## INFORMATION SHOWN

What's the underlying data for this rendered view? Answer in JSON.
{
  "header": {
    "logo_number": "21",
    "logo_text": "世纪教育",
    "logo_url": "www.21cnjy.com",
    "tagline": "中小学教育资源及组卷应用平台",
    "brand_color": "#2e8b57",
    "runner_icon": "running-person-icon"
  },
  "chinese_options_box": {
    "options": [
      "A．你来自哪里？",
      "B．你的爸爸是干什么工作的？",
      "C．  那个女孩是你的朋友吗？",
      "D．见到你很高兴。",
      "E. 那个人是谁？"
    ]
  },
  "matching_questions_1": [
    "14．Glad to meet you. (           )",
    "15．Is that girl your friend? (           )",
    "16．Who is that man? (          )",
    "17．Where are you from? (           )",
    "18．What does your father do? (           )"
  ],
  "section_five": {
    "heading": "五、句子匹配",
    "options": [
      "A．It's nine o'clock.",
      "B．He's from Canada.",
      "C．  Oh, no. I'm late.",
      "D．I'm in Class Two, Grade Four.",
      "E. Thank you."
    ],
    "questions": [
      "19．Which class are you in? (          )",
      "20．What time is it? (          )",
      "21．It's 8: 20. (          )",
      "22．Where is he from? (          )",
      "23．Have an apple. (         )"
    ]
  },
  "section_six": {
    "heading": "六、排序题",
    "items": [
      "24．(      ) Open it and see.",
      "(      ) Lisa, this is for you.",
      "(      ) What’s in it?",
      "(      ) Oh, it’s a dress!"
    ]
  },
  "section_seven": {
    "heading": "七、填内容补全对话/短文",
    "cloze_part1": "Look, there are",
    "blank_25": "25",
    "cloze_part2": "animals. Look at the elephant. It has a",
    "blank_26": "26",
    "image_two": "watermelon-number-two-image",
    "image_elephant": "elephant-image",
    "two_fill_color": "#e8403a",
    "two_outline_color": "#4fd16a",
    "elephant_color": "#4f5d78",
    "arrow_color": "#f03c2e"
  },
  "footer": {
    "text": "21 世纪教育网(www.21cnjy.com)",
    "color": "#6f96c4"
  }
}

## DIRECTIONS
Copy down the material exactly as written.

## ANSWER TO THE PROBLEM
What's the underlying data for this rendered view? Answer in JSON.
{
  "header": {
    "logo_number": "21",
    "logo_text": "世纪教育",
    "logo_url": "www.21cnjy.com",
    "tagline": "中小学教育资源及组卷应用平台",
    "brand_color": "#2e8b57",
    "runner_icon": "running-person-icon"
  },
  "chinese_options_box": {
    "options": [
      "A．你来自哪里？",
      "B．你的爸爸是干什么工作的？",
      "C．  那个女孩是你的朋友吗？",
      "D．见到你很高兴。",
      "E. 那个人是谁？"
    ]
  },
  "matching_questions_1": [
    "14．Glad to meet you. (           )",
    "15．Is that girl your friend? (           )",
    "16．Who is that man? (          )",
    "17．Where are you from? (           )",
    "18．What does your father do? (           )"
  ],
  "section_five": {
    "heading": "五、句子匹配",
    "options": [
      "A．It's nine o'clock.",
      "B．He's from Canada.",
      "C．  Oh, no. I'm late.",
      "D．I'm in Class Two, Grade Four.",
      "E. Thank you."
    ],
    "questions": [
      "19．Which class are you in? (          )",
      "20．What time is it? (          )",
      "21．It's 8: 20. (          )",
      "22．Where is he from? (          )",
      "23．Have an apple. (         )"
    ]
  },
  "section_six": {
    "heading": "六、排序题",
    "items": [
      "24．(      ) Open it and see.",
      "(      ) Lisa, this is for you.",
      "(      ) What’s in it?",
      "(      ) Oh, it’s a dress!"
    ]
  },
  "section_seven": {
    "heading": "七、填内容补全对话/短文",
    "cloze_part1": "Look, there are",
    "blank_25": "25",
    "cloze_part2": "animals. Look at the elephant. It has a",
    "blank_26": "26",
    "image_two": "watermelon-number-two-image",
    "image_elephant": "elephant-image",
    "two_fill_color": "#e8403a",
    "two_outline_color": "#4fd16a",
    "elephant_color": "#4f5d78",
    "arrow_color": "#f03c2e"
  },
  "footer": {
    "text": "21 世纪教育网(www.21cnjy.com)",
    "color": "#6f96c4"
  }
}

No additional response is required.